— Objective —
Report the number of lines where the string "Other" occurs, and write nothing else.
* Begin Supplied records *
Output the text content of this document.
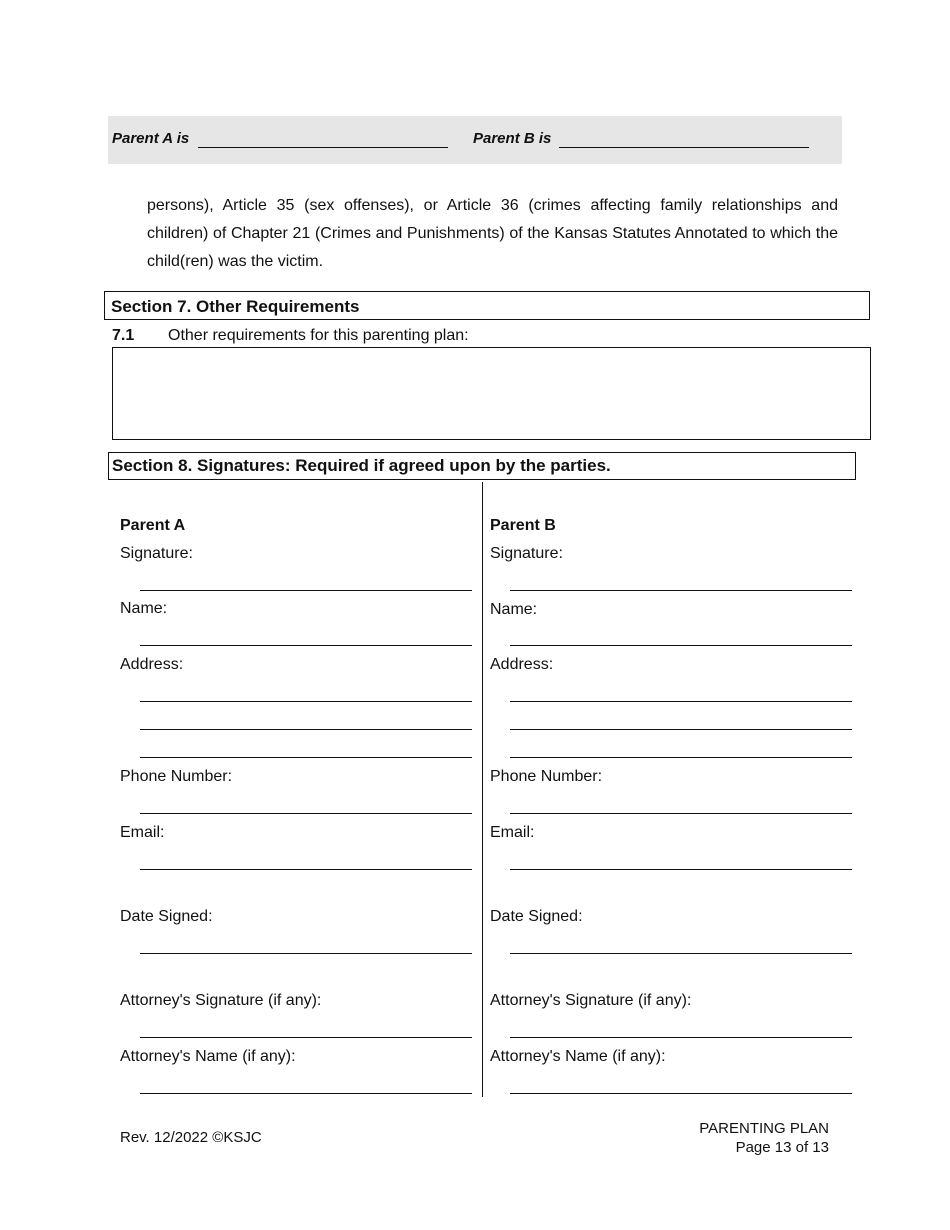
Parent A is	Parent B is
persons), Article 35 (sex offenses), or Article 36 (crimes affecting family relationships and children) of Chapter 21 (Crimes and Punishments) of the Kansas Statutes Annotated to which the child(ren) was the victim.
Section 7. Other Requirements
7.1 Other requirements for this parenting plan:
Section 8. Signatures: Required if agreed upon by the parties.
Parent A
Signature:
Name:
Address:
Phone Number:
Email:
Date Signed:
Attorney's Signature (if any):
Attorney's Name (if any):
Parent B
Signature:
Name:
Address:
Phone Number:
Email:
Date Signed:
Attorney's Signature (if any):
Attorney's Name (if any):
Rev. 12/2022 ©KSJC
PARENTING PLAN
Page 13 of 13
* End Supplied records *
— Exercise result —
2